(Stored data)
================================
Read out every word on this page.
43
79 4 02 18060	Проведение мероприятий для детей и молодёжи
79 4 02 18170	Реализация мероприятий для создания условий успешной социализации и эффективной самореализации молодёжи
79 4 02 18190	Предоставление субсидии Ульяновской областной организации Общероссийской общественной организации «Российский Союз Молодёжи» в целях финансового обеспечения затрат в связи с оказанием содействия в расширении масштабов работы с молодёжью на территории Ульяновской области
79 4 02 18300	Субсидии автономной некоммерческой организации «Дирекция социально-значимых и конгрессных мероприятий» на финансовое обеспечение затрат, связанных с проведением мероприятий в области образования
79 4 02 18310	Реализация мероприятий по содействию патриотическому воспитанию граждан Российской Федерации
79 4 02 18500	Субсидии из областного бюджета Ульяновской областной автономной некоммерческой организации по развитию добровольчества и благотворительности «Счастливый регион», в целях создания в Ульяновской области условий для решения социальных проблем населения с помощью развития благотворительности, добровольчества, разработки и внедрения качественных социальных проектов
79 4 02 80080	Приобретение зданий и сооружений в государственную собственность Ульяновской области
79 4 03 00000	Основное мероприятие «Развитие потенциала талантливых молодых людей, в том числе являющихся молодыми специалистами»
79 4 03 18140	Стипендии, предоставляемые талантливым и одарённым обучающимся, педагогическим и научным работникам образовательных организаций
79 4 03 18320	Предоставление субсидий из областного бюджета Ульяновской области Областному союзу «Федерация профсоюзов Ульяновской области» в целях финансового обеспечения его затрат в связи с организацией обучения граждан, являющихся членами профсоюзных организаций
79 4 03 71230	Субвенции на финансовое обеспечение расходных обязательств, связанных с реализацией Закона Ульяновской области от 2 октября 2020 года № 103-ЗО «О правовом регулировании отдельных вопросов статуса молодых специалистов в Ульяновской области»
================================
Problem to work on » Please restate the whole listing word for word.

Response to this exercise »
Read out every word on this page.
43
79 4 02 18060	Проведение мероприятий для детей и молодёжи
79 4 02 18170	Реализация мероприятий для создания условий успешной социализации и эффективной самореализации молодёжи
79 4 02 18190	Предоставление субсидии Ульяновской областной организации Общероссийской общественной организации «Российский Союз Молодёжи» в целях финансового обеспечения затрат в связи с оказанием содействия в расширении масштабов работы с молодёжью на территории Ульяновской области
79 4 02 18300	Субсидии автономной некоммерческой организации «Дирекция социально-значимых и конгрессных мероприятий» на финансовое обеспечение затрат, связанных с проведением мероприятий в области образования
79 4 02 18310	Реализация мероприятий по содействию патриотическому воспитанию граждан Российской Федерации
79 4 02 18500	Субсидии из областного бюджета Ульяновской областной автономной некоммерческой организации по развитию добровольчества и благотворительности «Счастливый регион», в целях создания в Ульяновской области условий для решения социальных проблем населения с помощью развития благотворительности, добровольчества, разработки и внедрения качественных социальных проектов
79 4 02 80080	Приобретение зданий и сооружений в государственную собственность Ульяновской области
79 4 03 00000	Основное мероприятие «Развитие потенциала талантливых молодых людей, в том числе являющихся молодыми специалистами»
79 4 03 18140	Стипендии, предоставляемые талантливым и одарённым обучающимся, педагогическим и научным работникам образовательных организаций
79 4 03 18320	Предоставление субсидий из областного бюджета Ульяновской области Областному союзу «Федерация профсоюзов Ульяновской области» в целях финансового обеспечения его затрат в связи с организацией обучения граждан, являющихся членами профсоюзных организаций
79 4 03 71230	Субвенции на финансовое обеспечение расходных обязательств, связанных с реализацией Закона Ульяновской области от 2 октября 2020 года № 103-ЗО «О правовом регулировании отдельных вопросов статуса молодых специалистов в Ульяновской области»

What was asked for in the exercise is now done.